[Data extracted from a collection]

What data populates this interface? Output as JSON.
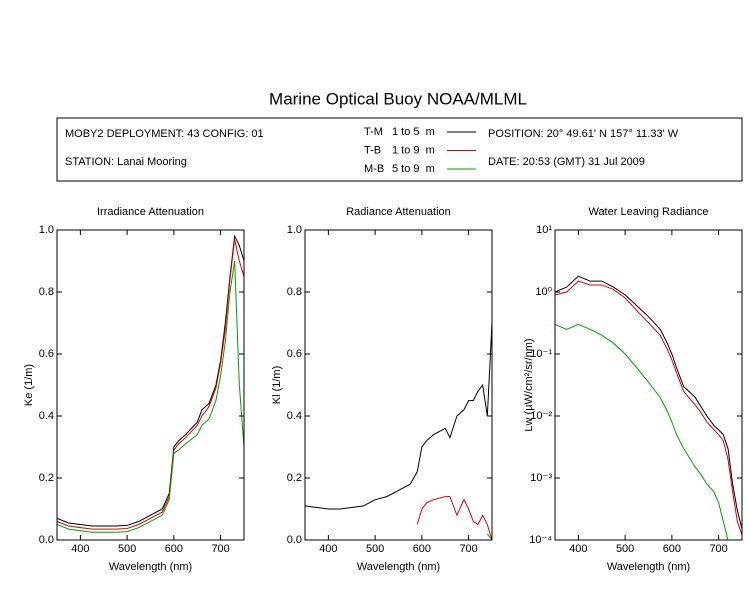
{
  "title": "Marine Optical Buoy NOAA/MLML",
  "deployment": "MOBY2 DEPLOYMENT: 43 CONFIG: 01",
  "station": "STATION: Lanai Mooring",
  "position": "POSITION: 20° 49.61' N   157° 11.33' W",
  "date": "DATE: 20:53 (GMT) 31 Jul 2009",
  "legend": [
    {
      "name": "T-M",
      "depth": "1 to 5  m",
      "color": "#000000"
    },
    {
      "name": "T-B",
      "depth": "1 to 9  m",
      "color": "#e00000"
    },
    {
      "name": "M-B",
      "depth": "5 to 9  m",
      "color": "#00a000"
    }
  ],
  "chart_data": [
    {
      "type": "line",
      "title": "Irradiance Attenuation",
      "x_label": "Wavelength (nm)",
      "y_label": "Ke  (1/m)",
      "x": [
        350,
        375,
        400,
        425,
        450,
        475,
        500,
        525,
        550,
        575,
        590,
        600,
        610,
        625,
        650,
        660,
        675,
        690,
        700,
        710,
        720,
        730,
        740,
        750
      ],
      "xlim": [
        350,
        750
      ],
      "xticks": [
        400,
        500,
        600,
        700
      ],
      "ylim": [
        0,
        1
      ],
      "yticks": [
        {
          "value": 0,
          "label": "0.0"
        },
        0.2,
        0.4,
        0.6,
        0.8,
        {
          "value": 1,
          "label": "1.0"
        }
      ],
      "series": [
        {
          "name": "T-M",
          "color": "#000000",
          "values": [
            0.07,
            0.055,
            0.05,
            0.045,
            0.045,
            0.045,
            0.047,
            0.06,
            0.08,
            0.1,
            0.15,
            0.3,
            0.32,
            0.34,
            0.38,
            0.42,
            0.44,
            0.5,
            0.58,
            0.7,
            0.85,
            0.98,
            0.95,
            0.9
          ]
        },
        {
          "name": "T-B",
          "color": "#e00000",
          "values": [
            0.06,
            0.045,
            0.04,
            0.035,
            0.035,
            0.035,
            0.037,
            0.05,
            0.07,
            0.09,
            0.14,
            0.29,
            0.31,
            0.33,
            0.37,
            0.4,
            0.43,
            0.49,
            0.57,
            0.68,
            0.84,
            0.97,
            0.9,
            0.85
          ]
        },
        {
          "name": "M-B",
          "color": "#00a000",
          "values": [
            0.05,
            0.035,
            0.03,
            0.025,
            0.025,
            0.025,
            0.027,
            0.04,
            0.06,
            0.08,
            0.13,
            0.28,
            0.29,
            0.31,
            0.34,
            0.37,
            0.39,
            0.45,
            0.53,
            0.64,
            0.8,
            0.9,
            0.5,
            0.3
          ]
        }
      ]
    },
    {
      "type": "line",
      "title": "Radiance Attenuation",
      "x_label": "Wavelength (nm)",
      "y_label": "Kl  (1/m)",
      "x": [
        350,
        375,
        400,
        425,
        450,
        475,
        500,
        525,
        550,
        575,
        590,
        600,
        610,
        625,
        650,
        660,
        675,
        690,
        700,
        710,
        720,
        730,
        740,
        750
      ],
      "xlim": [
        350,
        750
      ],
      "xticks": [
        400,
        500,
        600,
        700
      ],
      "ylim": [
        0,
        1
      ],
      "yticks": [
        {
          "value": 0,
          "label": "0.0"
        },
        0.2,
        0.4,
        0.6,
        0.8,
        {
          "value": 1,
          "label": "1.0"
        }
      ],
      "series": [
        {
          "name": "T-M",
          "color": "#000000",
          "values": [
            0.11,
            0.105,
            0.1,
            0.1,
            0.105,
            0.11,
            0.13,
            0.14,
            0.16,
            0.18,
            0.22,
            0.3,
            0.32,
            0.34,
            0.36,
            0.33,
            0.4,
            0.42,
            0.45,
            0.45,
            0.48,
            0.5,
            0.4,
            0.7
          ]
        },
        {
          "name": "T-B",
          "color": "#e00000",
          "values": [
            null,
            null,
            null,
            null,
            null,
            null,
            null,
            null,
            null,
            null,
            0.05,
            0.1,
            0.12,
            0.13,
            0.14,
            0.14,
            0.08,
            0.13,
            0.1,
            0.06,
            0.05,
            0.08,
            0.05,
            0.0
          ]
        },
        {
          "name": "M-B",
          "color": "#00a000",
          "values": [
            null,
            null,
            null,
            null,
            null,
            null,
            null,
            null,
            null,
            null,
            null,
            null,
            null,
            null,
            null,
            null,
            null,
            null,
            null,
            null,
            null,
            null,
            0.02,
            0.0
          ]
        }
      ]
    },
    {
      "type": "line",
      "title": "Water Leaving Radiance",
      "x_label": "Wavelength (nm)",
      "y_label": "Lw  (µW/cm²/sr/nm)",
      "log_y": true,
      "x": [
        350,
        375,
        400,
        425,
        450,
        475,
        500,
        525,
        550,
        575,
        590,
        600,
        610,
        625,
        650,
        660,
        675,
        690,
        700,
        710,
        720,
        730,
        740,
        750
      ],
      "xlim": [
        350,
        750
      ],
      "xticks": [
        400,
        500,
        600,
        700
      ],
      "ylim": [
        0.0001,
        10
      ],
      "yticks": [
        {
          "value": 0.0001,
          "label": "10⁻⁴"
        },
        {
          "value": 0.001,
          "label": "10⁻³"
        },
        {
          "value": 0.01,
          "label": "10⁻²"
        },
        {
          "value": 0.1,
          "label": "10⁻¹"
        },
        {
          "value": 1,
          "label": "10⁰"
        },
        {
          "value": 10,
          "label": "10¹"
        }
      ],
      "series": [
        {
          "name": "T-M",
          "color": "#000000",
          "values": [
            1.0,
            1.2,
            1.8,
            1.5,
            1.5,
            1.2,
            0.9,
            0.6,
            0.4,
            0.25,
            0.15,
            0.1,
            0.06,
            0.03,
            0.02,
            0.015,
            0.01,
            0.007,
            0.006,
            0.005,
            0.003,
            0.0008,
            0.0003,
            0.00015
          ]
        },
        {
          "name": "T-B",
          "color": "#e00000",
          "values": [
            0.9,
            1.0,
            1.5,
            1.3,
            1.3,
            1.1,
            0.8,
            0.5,
            0.32,
            0.2,
            0.12,
            0.08,
            0.05,
            0.025,
            0.015,
            0.012,
            0.008,
            0.006,
            0.005,
            0.004,
            0.002,
            0.0006,
            0.0002,
            0.00012
          ]
        },
        {
          "name": "M-B",
          "color": "#00a000",
          "values": [
            0.3,
            0.25,
            0.3,
            0.25,
            0.2,
            0.15,
            0.1,
            0.06,
            0.035,
            0.02,
            0.012,
            0.008,
            0.005,
            0.003,
            0.0015,
            0.0012,
            0.0008,
            0.0006,
            0.0004,
            0.0002,
            0.0001,
            null,
            null,
            null
          ]
        }
      ]
    }
  ]
}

WORK TO COMPLETE:
Show the lines from the data above that contain the string "Attenuation".

SOLVED PROBLEM:
      "title": "Irradiance Attenuation",
      "title": "Radiance Attenuation",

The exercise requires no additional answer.